#### [TASK DIRECTIONS]
Retype the material in full, keeping every word the same.
-------- DATA TO USE --------
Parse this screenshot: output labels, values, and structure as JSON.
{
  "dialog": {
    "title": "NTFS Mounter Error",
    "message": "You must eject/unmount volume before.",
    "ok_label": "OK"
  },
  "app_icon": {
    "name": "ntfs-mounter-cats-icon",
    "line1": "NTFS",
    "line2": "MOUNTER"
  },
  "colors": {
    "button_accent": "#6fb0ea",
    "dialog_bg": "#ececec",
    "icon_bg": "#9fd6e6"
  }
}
--------
#### [RESULT OF THIS EXERCISE]
Parse this screenshot: output labels, values, and structure as JSON.
{
  "dialog": {
    "title": "NTFS Mounter Error",
    "message": "You must eject/unmount volume before.",
    "ok_label": "OK"
  },
  "app_icon": {
    "name": "ntfs-mounter-cats-icon",
    "line1": "NTFS",
    "line2": "MOUNTER"
  },
  "colors": {
    "button_accent": "#6fb0ea",
    "dialog_bg": "#ececec",
    "icon_bg": "#9fd6e6"
  }
}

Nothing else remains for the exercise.